_Data records_.
--- begin ---

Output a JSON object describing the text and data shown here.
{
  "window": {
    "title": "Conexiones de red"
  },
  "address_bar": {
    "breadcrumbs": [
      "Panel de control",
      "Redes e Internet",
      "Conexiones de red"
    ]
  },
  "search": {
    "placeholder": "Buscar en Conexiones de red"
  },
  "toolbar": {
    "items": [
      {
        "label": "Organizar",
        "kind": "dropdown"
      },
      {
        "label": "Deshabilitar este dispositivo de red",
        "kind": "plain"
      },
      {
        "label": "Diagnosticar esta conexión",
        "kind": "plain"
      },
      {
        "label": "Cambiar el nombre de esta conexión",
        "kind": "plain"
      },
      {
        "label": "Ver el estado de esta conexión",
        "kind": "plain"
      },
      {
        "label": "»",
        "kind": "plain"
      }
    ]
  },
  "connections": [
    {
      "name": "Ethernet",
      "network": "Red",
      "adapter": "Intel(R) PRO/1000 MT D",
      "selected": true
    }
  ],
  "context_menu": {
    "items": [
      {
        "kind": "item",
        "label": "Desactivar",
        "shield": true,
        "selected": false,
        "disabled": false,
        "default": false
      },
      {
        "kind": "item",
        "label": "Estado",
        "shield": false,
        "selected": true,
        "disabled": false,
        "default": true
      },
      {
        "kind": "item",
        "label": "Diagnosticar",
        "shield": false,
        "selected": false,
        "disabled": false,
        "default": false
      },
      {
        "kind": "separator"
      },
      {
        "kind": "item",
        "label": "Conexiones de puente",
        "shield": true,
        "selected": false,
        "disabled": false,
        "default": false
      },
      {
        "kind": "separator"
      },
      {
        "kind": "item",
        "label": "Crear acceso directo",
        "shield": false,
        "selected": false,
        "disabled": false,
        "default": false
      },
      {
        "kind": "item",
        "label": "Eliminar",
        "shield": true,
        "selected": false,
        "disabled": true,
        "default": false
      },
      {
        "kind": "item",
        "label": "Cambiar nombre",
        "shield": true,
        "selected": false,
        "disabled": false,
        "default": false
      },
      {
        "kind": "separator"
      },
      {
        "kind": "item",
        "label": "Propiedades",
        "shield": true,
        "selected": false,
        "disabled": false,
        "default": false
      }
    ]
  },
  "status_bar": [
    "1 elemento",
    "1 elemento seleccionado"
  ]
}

--- end ---

_Required task_. Every line above needs to be retyped exactly.

_Written solution_.
Output a JSON object describing the text and data shown here.
{
  "window": {
    "title": "Conexiones de red"
  },
  "address_bar": {
    "breadcrumbs": [
      "Panel de control",
      "Redes e Internet",
      "Conexiones de red"
    ]
  },
  "search": {
    "placeholder": "Buscar en Conexiones de red"
  },
  "toolbar": {
    "items": [
      {
        "label": "Organizar",
        "kind": "dropdown"
      },
      {
        "label": "Deshabilitar este dispositivo de red",
        "kind": "plain"
      },
      {
        "label": "Diagnosticar esta conexión",
        "kind": "plain"
      },
      {
        "label": "Cambiar el nombre de esta conexión",
        "kind": "plain"
      },
      {
        "label": "Ver el estado de esta conexión",
        "kind": "plain"
      },
      {
        "label": "»",
        "kind": "plain"
      }
    ]
  },
  "connections": [
    {
      "name": "Ethernet",
      "network": "Red",
      "adapter": "Intel(R) PRO/1000 MT D",
      "selected": true
    }
  ],
  "context_menu": {
    "items": [
      {
        "kind": "item",
        "label": "Desactivar",
        "shield": true,
        "selected": false,
        "disabled": false,
        "default": false
      },
      {
        "kind": "item",
        "label": "Estado",
        "shield": false,
        "selected": true,
        "disabled": false,
        "default": true
      },
      {
        "kind": "item",
        "label": "Diagnosticar",
        "shield": false,
        "selected": false,
        "disabled": false,
        "default": false
      },
      {
        "kind": "separator"
      },
      {
        "kind": "item",
        "label": "Conexiones de puente",
        "shield": true,
        "selected": false,
        "disabled": false,
        "default": false
      },
      {
        "kind": "separator"
      },
      {
        "kind": "item",
        "label": "Crear acceso directo",
        "shield": false,
        "selected": false,
        "disabled": false,
        "default": false
      },
      {
        "kind": "item",
        "label": "Eliminar",
        "shield": true,
        "selected": false,
        "disabled": true,
        "default": false
      },
      {
        "kind": "item",
        "label": "Cambiar nombre",
        "shield": true,
        "selected": false,
        "disabled": false,
        "default": false
      },
      {
        "kind": "separator"
      },
      {
        "kind": "item",
        "label": "Propiedades",
        "shield": true,
        "selected": false,
        "disabled": false,
        "default": false
      }
    ]
  },
  "status_bar": [
    "1 elemento",
    "1 elemento seleccionado"
  ]
}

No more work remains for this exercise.